··· Material ···
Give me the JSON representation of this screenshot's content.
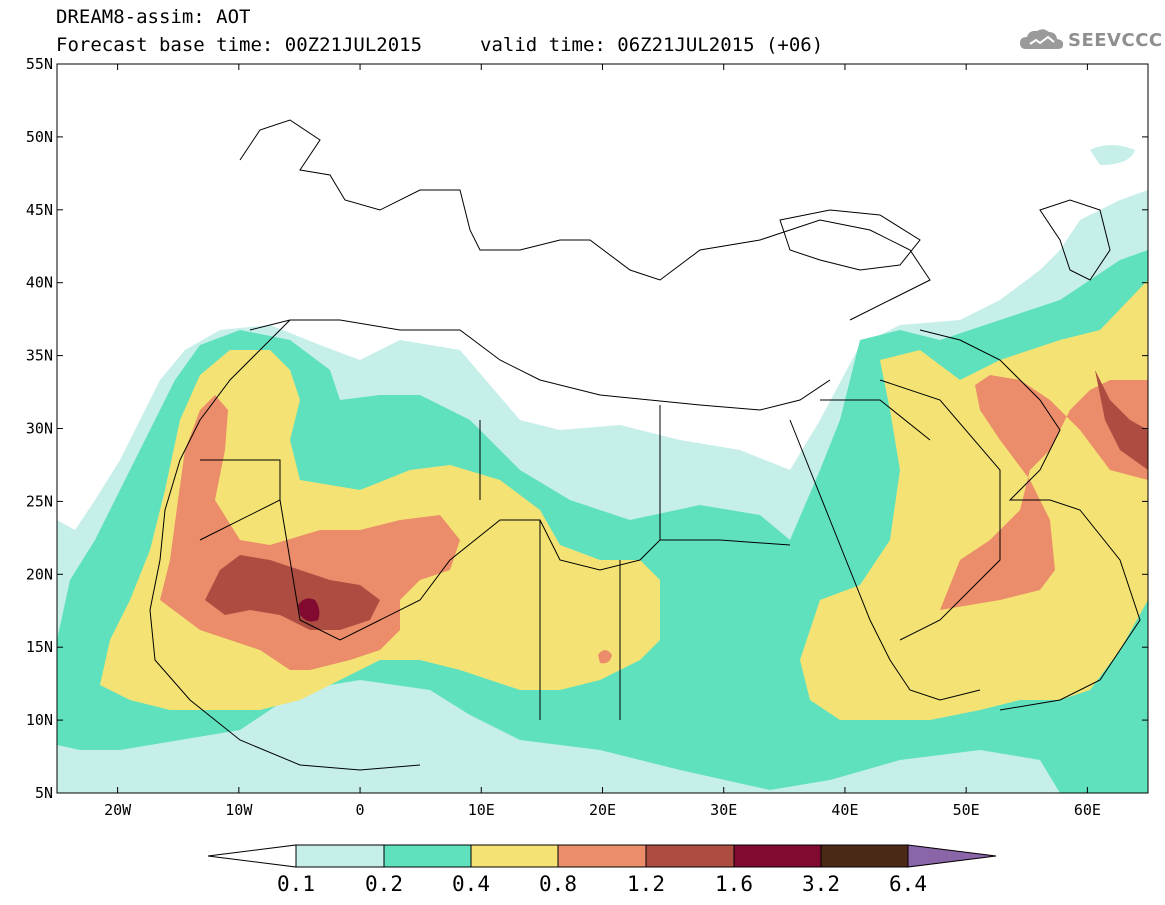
{
  "header": {
    "title": "DREAM8-assim: AOT",
    "base_time": "Forecast base time: 00Z21JUL2015",
    "valid_time": "valid time: 06Z21JUL2015 (+06)",
    "logo_text": "SEEVCCC"
  },
  "map": {
    "lat_labels": [
      "55N",
      "50N",
      "45N",
      "40N",
      "35N",
      "30N",
      "25N",
      "20N",
      "15N",
      "10N",
      "5N"
    ],
    "lon_labels": [
      "20W",
      "10W",
      "0",
      "10E",
      "20E",
      "30E",
      "40E",
      "50E",
      "60E"
    ],
    "lon_range": [
      -25,
      65
    ],
    "lat_range": [
      5,
      55
    ]
  },
  "colorbar": {
    "labels": [
      "0.1",
      "0.2",
      "0.4",
      "0.8",
      "1.2",
      "1.6",
      "3.2",
      "6.4"
    ],
    "colors": [
      "#ffffff",
      "#c6efea",
      "#5fe1bd",
      "#f4e374",
      "#eb8c6a",
      "#ad4d42",
      "#820a30",
      "#4a2a17",
      "#8a65a8"
    ]
  }
}
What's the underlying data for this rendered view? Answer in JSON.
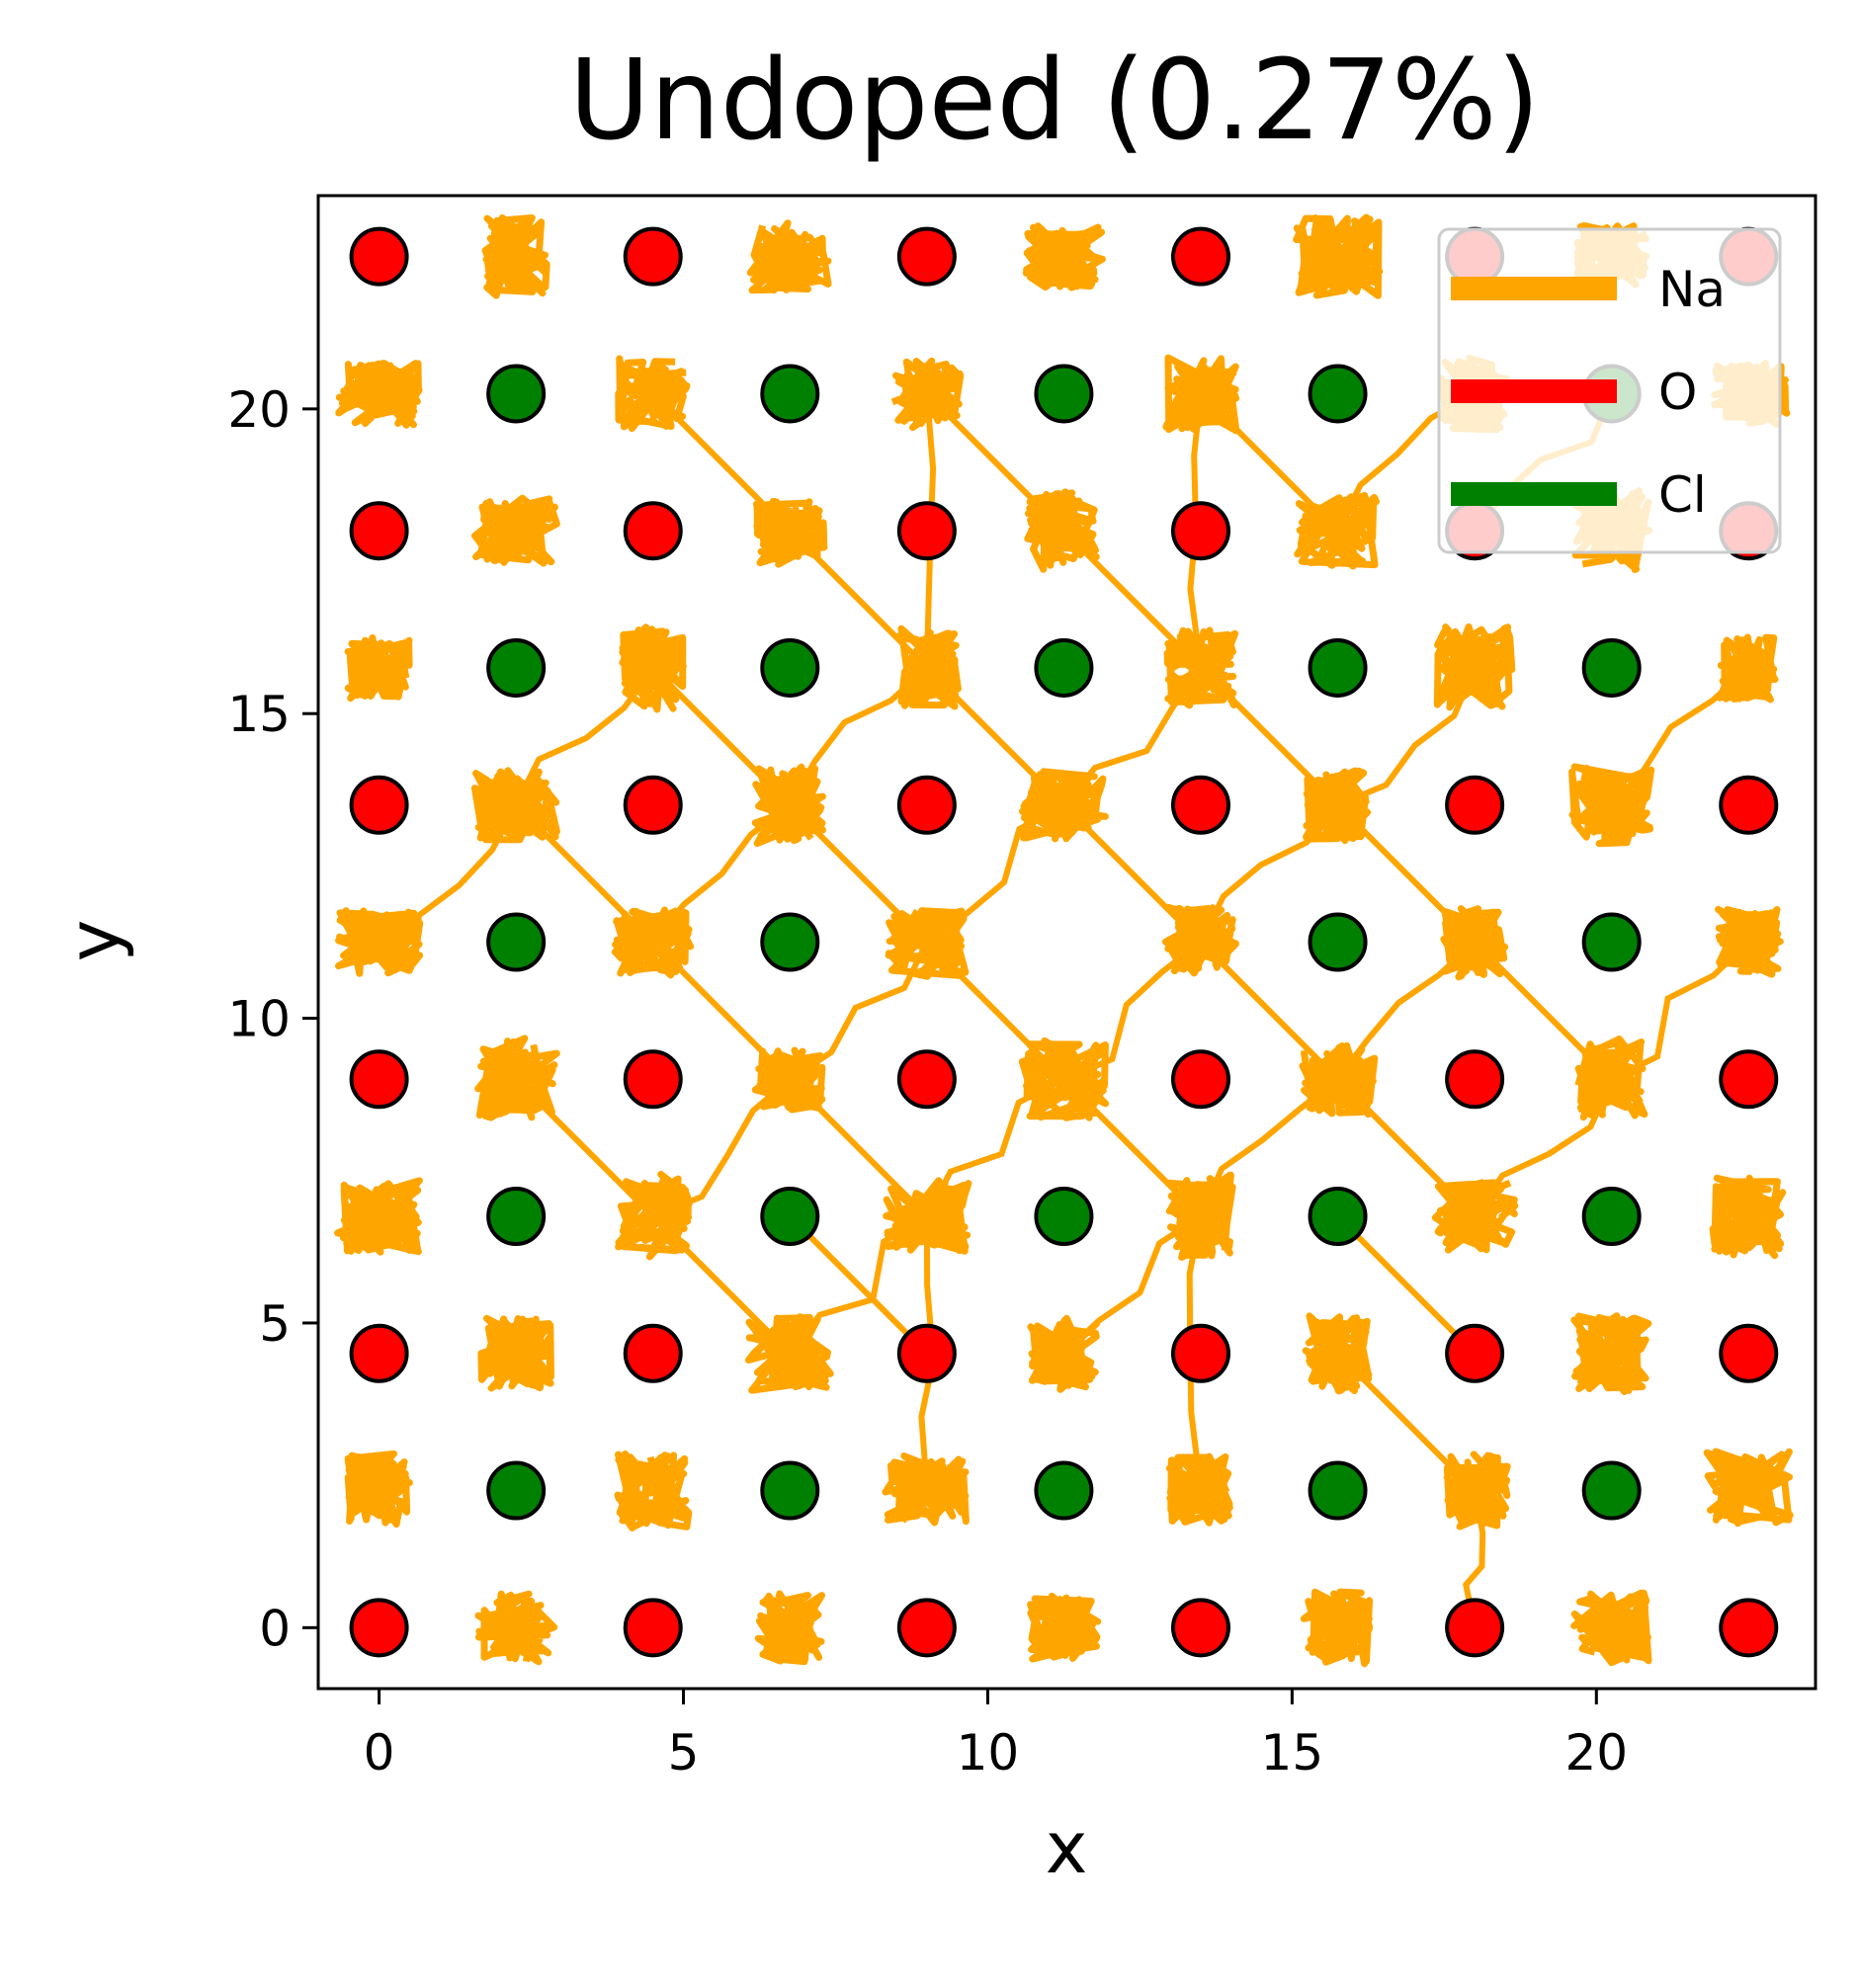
{
  "chart_data": {
    "type": "scatter",
    "title": "Undoped (0.27%)",
    "xlabel": "x",
    "ylabel": "y",
    "xlim": [
      -1.0,
      23.6
    ],
    "ylim": [
      -1.0,
      23.5
    ],
    "x_ticks": [
      0,
      5,
      10,
      15,
      20
    ],
    "y_ticks": [
      0,
      5,
      10,
      15,
      20
    ],
    "x_tick_labels": [
      "0",
      "5",
      "10",
      "15",
      "20"
    ],
    "y_tick_labels": [
      "0",
      "5",
      "10",
      "15",
      "20"
    ],
    "grid": false,
    "legend_position": "top-right",
    "legend": [
      {
        "name": "Na",
        "color": "#ffa500"
      },
      {
        "name": "O",
        "color": "#ff0000"
      },
      {
        "name": "Cl",
        "color": "#008000"
      }
    ],
    "series": [
      {
        "name": "O",
        "color": "#ff0000",
        "marker": "circle",
        "points": [
          [
            0,
            0
          ],
          [
            4.5,
            0
          ],
          [
            9,
            0
          ],
          [
            13.5,
            0
          ],
          [
            18,
            0
          ],
          [
            22.5,
            0
          ],
          [
            0,
            4.5
          ],
          [
            4.5,
            4.5
          ],
          [
            9,
            4.5
          ],
          [
            13.5,
            4.5
          ],
          [
            18,
            4.5
          ],
          [
            22.5,
            4.5
          ],
          [
            0,
            9
          ],
          [
            4.5,
            9
          ],
          [
            9,
            9
          ],
          [
            13.5,
            9
          ],
          [
            18,
            9
          ],
          [
            22.5,
            9
          ],
          [
            0,
            13.5
          ],
          [
            4.5,
            13.5
          ],
          [
            9,
            13.5
          ],
          [
            13.5,
            13.5
          ],
          [
            18,
            13.5
          ],
          [
            22.5,
            13.5
          ],
          [
            0,
            18
          ],
          [
            4.5,
            18
          ],
          [
            9,
            18
          ],
          [
            13.5,
            18
          ],
          [
            18,
            18
          ],
          [
            22.5,
            18
          ],
          [
            0,
            22.5
          ],
          [
            4.5,
            22.5
          ],
          [
            9,
            22.5
          ],
          [
            13.5,
            22.5
          ],
          [
            18,
            22.5
          ],
          [
            22.5,
            22.5
          ]
        ]
      },
      {
        "name": "Cl",
        "color": "#008000",
        "marker": "circle",
        "points": [
          [
            2.25,
            2.25
          ],
          [
            6.75,
            2.25
          ],
          [
            11.25,
            2.25
          ],
          [
            15.75,
            2.25
          ],
          [
            20.25,
            2.25
          ],
          [
            2.25,
            6.75
          ],
          [
            6.75,
            6.75
          ],
          [
            11.25,
            6.75
          ],
          [
            15.75,
            6.75
          ],
          [
            20.25,
            6.75
          ],
          [
            2.25,
            11.25
          ],
          [
            6.75,
            11.25
          ],
          [
            15.75,
            11.25
          ],
          [
            20.25,
            11.25
          ],
          [
            2.25,
            15.75
          ],
          [
            6.75,
            15.75
          ],
          [
            11.25,
            15.75
          ],
          [
            15.75,
            15.75
          ],
          [
            20.25,
            15.75
          ],
          [
            2.25,
            20.25
          ],
          [
            6.75,
            20.25
          ],
          [
            11.25,
            20.25
          ],
          [
            15.75,
            20.25
          ],
          [
            20.25,
            20.25
          ]
        ]
      },
      {
        "name": "Na",
        "color": "#ffa500",
        "marker": "trajectory",
        "sites": [
          [
            2.25,
            0
          ],
          [
            6.75,
            0
          ],
          [
            11.25,
            0
          ],
          [
            15.75,
            0
          ],
          [
            20.25,
            0
          ],
          [
            0,
            2.25
          ],
          [
            4.5,
            2.25
          ],
          [
            9,
            2.25
          ],
          [
            13.5,
            2.25
          ],
          [
            18,
            2.25
          ],
          [
            22.5,
            2.25
          ],
          [
            2.25,
            4.5
          ],
          [
            6.75,
            4.5
          ],
          [
            11.25,
            4.5
          ],
          [
            15.75,
            4.5
          ],
          [
            20.25,
            4.5
          ],
          [
            0,
            6.75
          ],
          [
            4.5,
            6.75
          ],
          [
            9,
            6.75
          ],
          [
            13.5,
            6.75
          ],
          [
            18,
            6.75
          ],
          [
            22.5,
            6.75
          ],
          [
            2.25,
            9
          ],
          [
            6.75,
            9
          ],
          [
            11.25,
            9
          ],
          [
            15.75,
            9
          ],
          [
            20.25,
            9
          ],
          [
            0,
            11.25
          ],
          [
            4.5,
            11.25
          ],
          [
            9,
            11.25
          ],
          [
            13.5,
            11.25
          ],
          [
            18,
            11.25
          ],
          [
            22.5,
            11.25
          ],
          [
            2.25,
            13.5
          ],
          [
            6.75,
            13.5
          ],
          [
            11.25,
            13.5
          ],
          [
            15.75,
            13.5
          ],
          [
            20.25,
            13.5
          ],
          [
            0,
            15.75
          ],
          [
            4.5,
            15.75
          ],
          [
            9,
            15.75
          ],
          [
            13.5,
            15.75
          ],
          [
            18,
            15.75
          ],
          [
            22.5,
            15.75
          ],
          [
            2.25,
            18
          ],
          [
            6.75,
            18
          ],
          [
            11.25,
            18
          ],
          [
            15.75,
            18
          ],
          [
            20.25,
            18
          ],
          [
            0,
            20.25
          ],
          [
            4.5,
            20.25
          ],
          [
            9,
            20.25
          ],
          [
            13.5,
            20.25
          ],
          [
            18,
            20.25
          ],
          [
            22.5,
            20.25
          ],
          [
            2.25,
            22.5
          ],
          [
            6.75,
            22.5
          ],
          [
            11.25,
            22.5
          ],
          [
            15.75,
            22.5
          ],
          [
            20.25,
            22.5
          ]
        ],
        "hops": [
          [
            [
              4.5,
              6.75
            ],
            [
              6.75,
              9
            ]
          ],
          [
            [
              6.75,
              9
            ],
            [
              9,
              11.25
            ]
          ],
          [
            [
              9,
              11.25
            ],
            [
              11.25,
              13.5
            ]
          ],
          [
            [
              11.25,
              13.5
            ],
            [
              13.5,
              11.25
            ]
          ],
          [
            [
              13.5,
              11.25
            ],
            [
              15.75,
              9
            ]
          ],
          [
            [
              15.75,
              9
            ],
            [
              18,
              6.75
            ]
          ],
          [
            [
              6.75,
              9
            ],
            [
              9,
              6.75
            ]
          ],
          [
            [
              9,
              6.75
            ],
            [
              11.25,
              9
            ]
          ],
          [
            [
              11.25,
              9
            ],
            [
              13.5,
              6.75
            ]
          ],
          [
            [
              13.5,
              6.75
            ],
            [
              15.75,
              9
            ]
          ],
          [
            [
              6.75,
              13.5
            ],
            [
              9,
              15.75
            ]
          ],
          [
            [
              9,
              15.75
            ],
            [
              11.25,
              13.5
            ]
          ],
          [
            [
              11.25,
              13.5
            ],
            [
              13.5,
              15.75
            ]
          ],
          [
            [
              13.5,
              15.75
            ],
            [
              15.75,
              13.5
            ]
          ],
          [
            [
              6.75,
              13.5
            ],
            [
              9,
              11.25
            ]
          ],
          [
            [
              9,
              11.25
            ],
            [
              11.25,
              9
            ]
          ],
          [
            [
              11.25,
              9
            ],
            [
              13.5,
              11.25
            ]
          ],
          [
            [
              13.5,
              11.25
            ],
            [
              15.75,
              13.5
            ]
          ],
          [
            [
              4.5,
              11.25
            ],
            [
              6.75,
              13.5
            ]
          ],
          [
            [
              4.5,
              11.25
            ],
            [
              6.75,
              9
            ]
          ],
          [
            [
              15.75,
              9
            ],
            [
              18,
              11.25
            ]
          ],
          [
            [
              18,
              11.25
            ],
            [
              20.25,
              9
            ]
          ],
          [
            [
              15.75,
              13.5
            ],
            [
              18,
              11.25
            ]
          ],
          [
            [
              2.25,
              13.5
            ],
            [
              4.5,
              15.75
            ]
          ],
          [
            [
              4.5,
              15.75
            ],
            [
              6.75,
              13.5
            ]
          ],
          [
            [
              9,
              15.75
            ],
            [
              9,
              20.25
            ]
          ],
          [
            [
              13.5,
              15.75
            ],
            [
              13.5,
              20.25
            ]
          ],
          [
            [
              6.75,
              18
            ],
            [
              9,
              15.75
            ]
          ],
          [
            [
              15.75,
              13.5
            ],
            [
              18,
              15.75
            ]
          ],
          [
            [
              18,
              6.75
            ],
            [
              20.25,
              9
            ]
          ],
          [
            [
              9,
              6.75
            ],
            [
              9,
              2.25
            ]
          ],
          [
            [
              13.5,
              6.75
            ],
            [
              13.5,
              2.25
            ]
          ],
          [
            [
              11.25,
              4.5
            ],
            [
              13.5,
              6.75
            ]
          ],
          [
            [
              6.75,
              4.5
            ],
            [
              9,
              6.75
            ]
          ],
          [
            [
              15.75,
              4.5
            ],
            [
              18,
              2.25
            ]
          ],
          [
            [
              18,
              2.25
            ],
            [
              18,
              0
            ]
          ],
          [
            [
              20.25,
              9
            ],
            [
              22.5,
              11.25
            ]
          ],
          [
            [
              0,
              11.25
            ],
            [
              2.25,
              13.5
            ]
          ],
          [
            [
              2.25,
              13.5
            ],
            [
              4.5,
              11.25
            ]
          ],
          [
            [
              18,
              18
            ],
            [
              20.25,
              20.25
            ]
          ],
          [
            [
              4.5,
              20.25
            ],
            [
              6.75,
              18
            ]
          ],
          [
            [
              15.75,
              18
            ],
            [
              18,
              20.25
            ]
          ],
          [
            [
              20.25,
              13.5
            ],
            [
              22.5,
              15.75
            ]
          ],
          [
            [
              2.25,
              9
            ],
            [
              4.5,
              6.75
            ]
          ],
          [
            [
              4.5,
              6.75
            ],
            [
              6.75,
              4.5
            ]
          ],
          [
            [
              13.5,
              20.25
            ],
            [
              15.75,
              18
            ]
          ],
          [
            [
              9,
              20.25
            ],
            [
              11.25,
              18
            ]
          ],
          [
            [
              11.25,
              18
            ],
            [
              13.5,
              15.75
            ]
          ],
          [
            [
              15.75,
              6.75
            ],
            [
              18,
              4.5
            ]
          ],
          [
            [
              6.75,
              6.75
            ],
            [
              9,
              4.5
            ]
          ]
        ]
      }
    ]
  }
}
···
**Exercise:**
Search the lines for the string "title" and copy every line that has it.

**Output of the exercise:**
    "title": "DREAM8-assim: AOT",
    "title": "Undoped (0.27%)",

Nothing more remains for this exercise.